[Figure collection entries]
· · · · ·

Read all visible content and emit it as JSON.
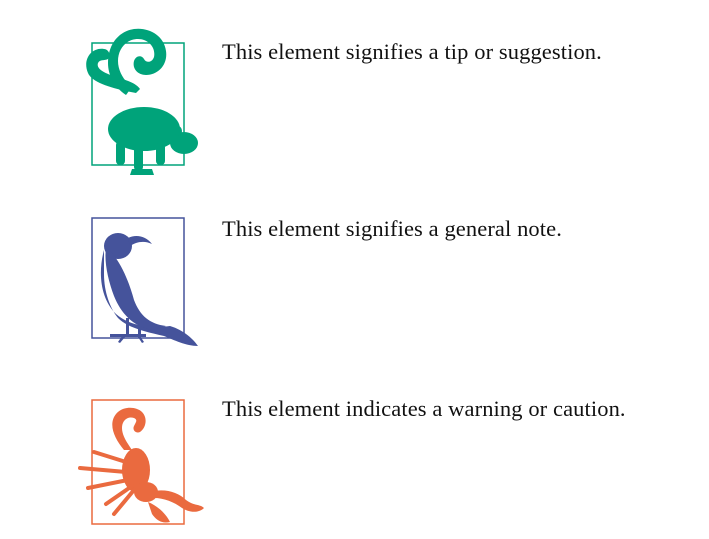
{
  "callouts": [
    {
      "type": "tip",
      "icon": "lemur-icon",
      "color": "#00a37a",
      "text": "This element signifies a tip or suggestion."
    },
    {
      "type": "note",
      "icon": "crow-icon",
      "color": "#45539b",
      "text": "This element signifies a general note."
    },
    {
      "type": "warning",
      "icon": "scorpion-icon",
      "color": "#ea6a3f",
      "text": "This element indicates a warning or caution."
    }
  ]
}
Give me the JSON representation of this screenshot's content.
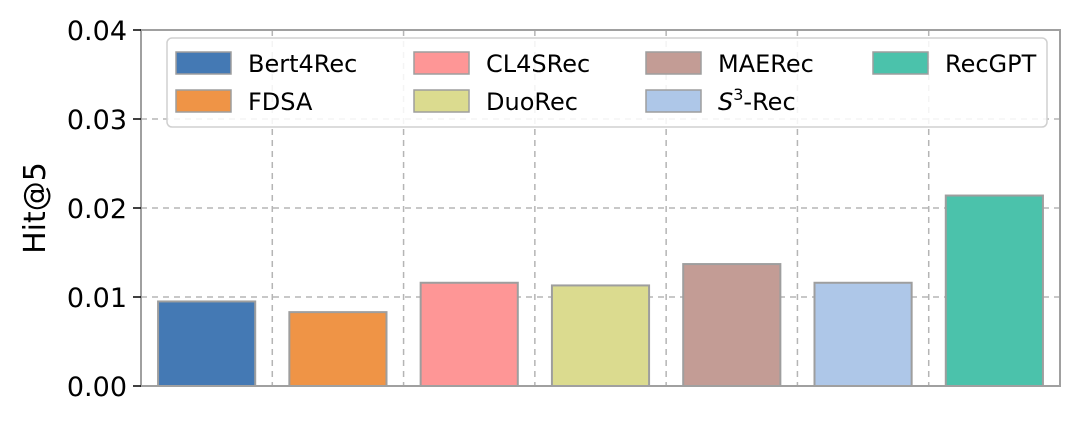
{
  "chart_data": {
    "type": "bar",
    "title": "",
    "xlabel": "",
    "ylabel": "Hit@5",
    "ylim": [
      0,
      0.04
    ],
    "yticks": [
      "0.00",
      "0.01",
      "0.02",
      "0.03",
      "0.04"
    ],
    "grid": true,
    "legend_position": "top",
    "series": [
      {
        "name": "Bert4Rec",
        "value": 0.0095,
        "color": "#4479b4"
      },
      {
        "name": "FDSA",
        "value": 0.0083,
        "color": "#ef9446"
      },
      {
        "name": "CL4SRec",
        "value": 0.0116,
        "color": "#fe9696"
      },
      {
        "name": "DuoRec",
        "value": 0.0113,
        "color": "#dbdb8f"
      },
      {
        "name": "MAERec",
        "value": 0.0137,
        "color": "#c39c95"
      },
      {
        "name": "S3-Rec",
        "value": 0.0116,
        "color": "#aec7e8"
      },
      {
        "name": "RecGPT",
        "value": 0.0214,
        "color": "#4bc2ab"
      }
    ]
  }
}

· · · · ·

WHAT TO DO - From the entries above, return each line with the word "value" in it.

FULL ANSWER -
        "value": 0.0095,
        "value": 0.0083,
        "value": 0.0116,
        "value": 0.0113,
        "value": 0.0137,
        "value": 0.0116,
        "value": 0.0214,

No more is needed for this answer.